(Data records)
== == ==
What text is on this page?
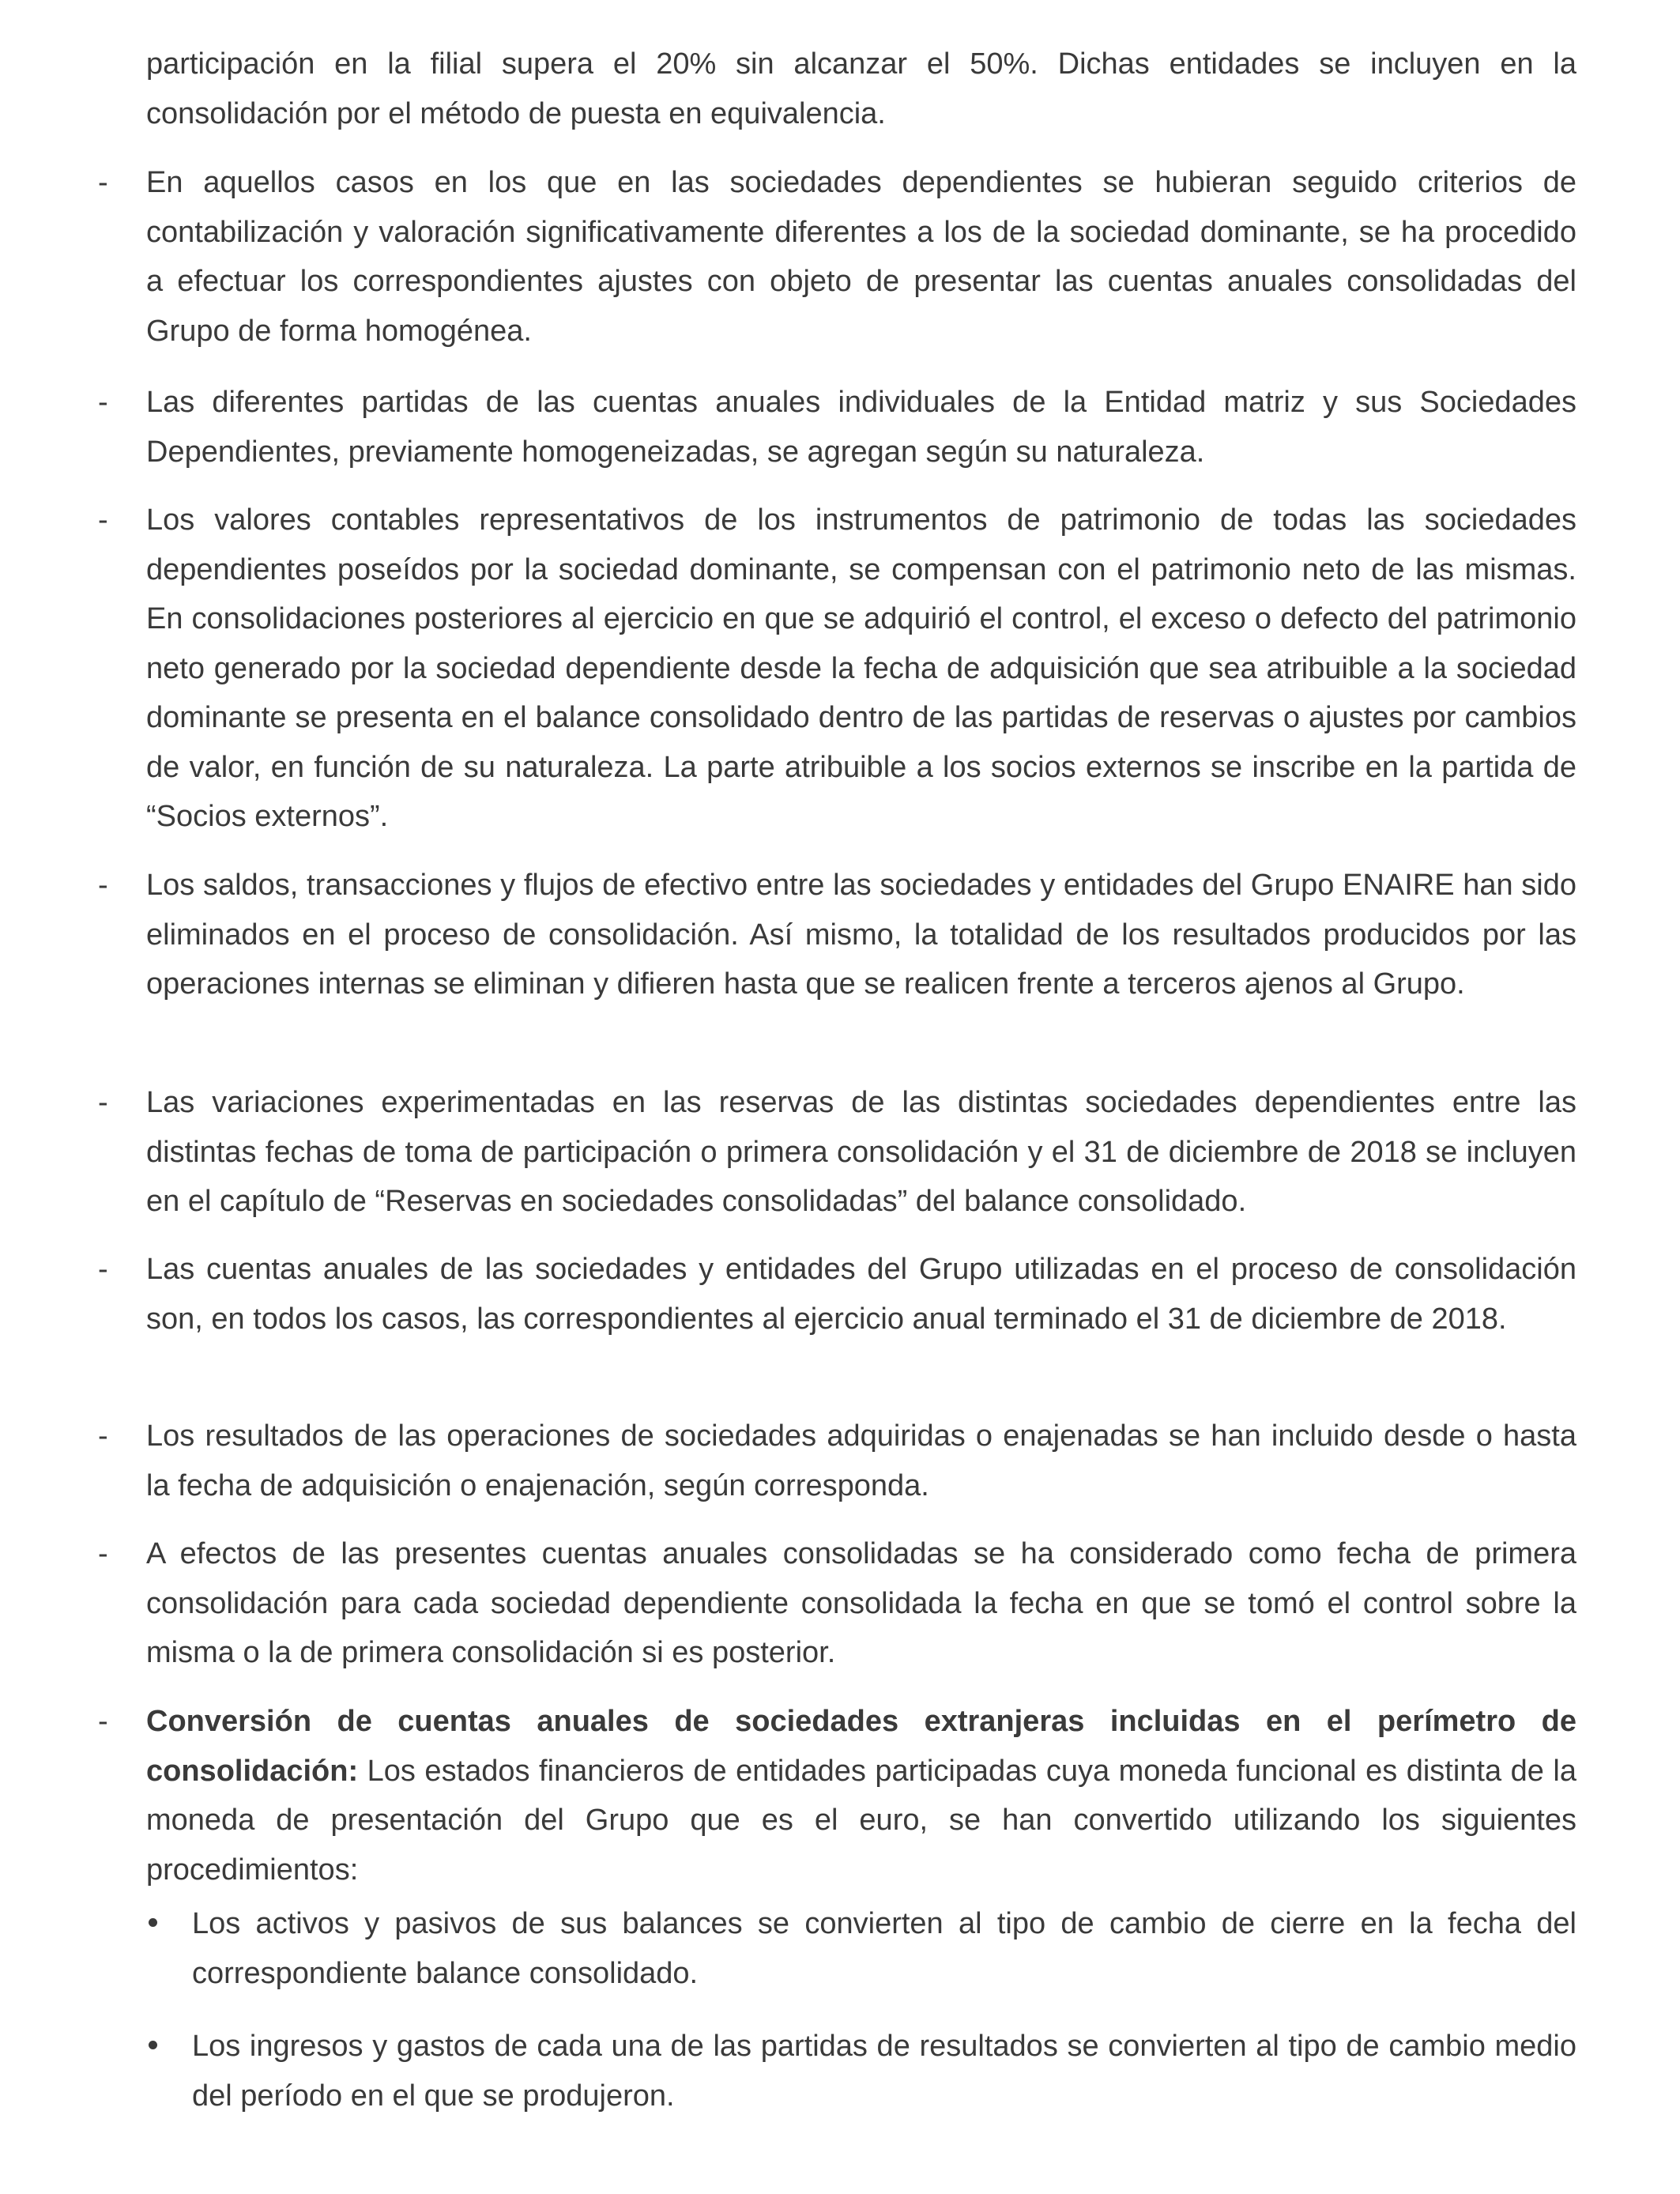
participación en la filial supera el 20% sin alcanzar el 50%. Dichas entidades se incluyen en la consolidación por el método de puesta en equivalencia.

- En aquellos casos en los que en las sociedades dependientes se hubieran seguido criterios de contabilización y valoración significativamente diferentes a los de la sociedad dominante, se ha procedido a efectuar los correspondientes ajustes con objeto de presentar las cuentas anuales consolidadas del Grupo de forma homogénea.

- Las diferentes partidas de las cuentas anuales individuales de la Entidad matriz y sus Sociedades Dependientes, previamente homogeneizadas, se agregan según su naturaleza.

- Los valores contables representativos de los instrumentos de patrimonio de todas las sociedades dependientes poseídos por la sociedad dominante, se compensan con el patrimonio neto de las mismas. En consolidaciones posteriores al ejercicio en que se adquirió el control, el exceso o defecto del patrimonio neto generado por la sociedad dependiente desde la fecha de adquisición que sea atribuible a la sociedad dominante se presenta en el balance consolidado dentro de las partidas de reservas o ajustes por cambios de valor, en función de su naturaleza. La parte atribuible a los socios externos se inscribe en la partida de “Socios externos”.

- Los saldos, transacciones y flujos de efectivo entre las sociedades y entidades del Grupo ENAIRE han sido eliminados en el proceso de consolidación. Así mismo, la totalidad de los resultados producidos por las operaciones internas se eliminan y difieren hasta que se realicen frente a terceros ajenos al Grupo.

- Las variaciones experimentadas en las reservas de las distintas sociedades dependientes entre las distintas fechas de toma de participación o primera consolidación y el 31 de diciembre de 2018 se incluyen en el capítulo de “Reservas en sociedades consolidadas” del balance consolidado.

- Las cuentas anuales de las sociedades y entidades del Grupo utilizadas en el proceso de consolidación son, en todos los casos, las correspondientes al ejercicio anual terminado el 31 de diciembre de 2018.

- Los resultados de las operaciones de sociedades adquiridas o enajenadas se han incluido desde o hasta la fecha de adquisición o enajenación, según corresponda.

- A efectos de las presentes cuentas anuales consolidadas se ha considerado como fecha de primera consolidación para cada sociedad dependiente consolidada la fecha en que se tomó el control sobre la misma o la de primera consolidación si es posterior.

- Conversión de cuentas anuales de sociedades extranjeras incluidas en el perímetro de consolidación: Los estados financieros de entidades participadas cuya moneda funcional es distinta de la moneda de presentación del Grupo que es el euro, se han convertido utilizando los siguientes procedimientos:

Los activos y pasivos de sus balances se convierten al tipo de cambio de cierre en la fecha del correspondiente balance consolidado.

Los ingresos y gastos de cada una de las partidas de resultados se convierten al tipo de cambio medio del período en el que se produjeron.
== == ==
**TASK TO COMPLETE**
Locate the word "convierten" in the records above, and return each line that has it.

**SOLUTION TO THE EXERCISE**
Los activos y pasivos de sus balances se convierten al tipo de cambio de cierre en la fecha del correspondiente balance consolidado.
Los ingresos y gastos de cada una de las partidas de resultados se convierten al tipo de cambio medio del período en el que se produjeron.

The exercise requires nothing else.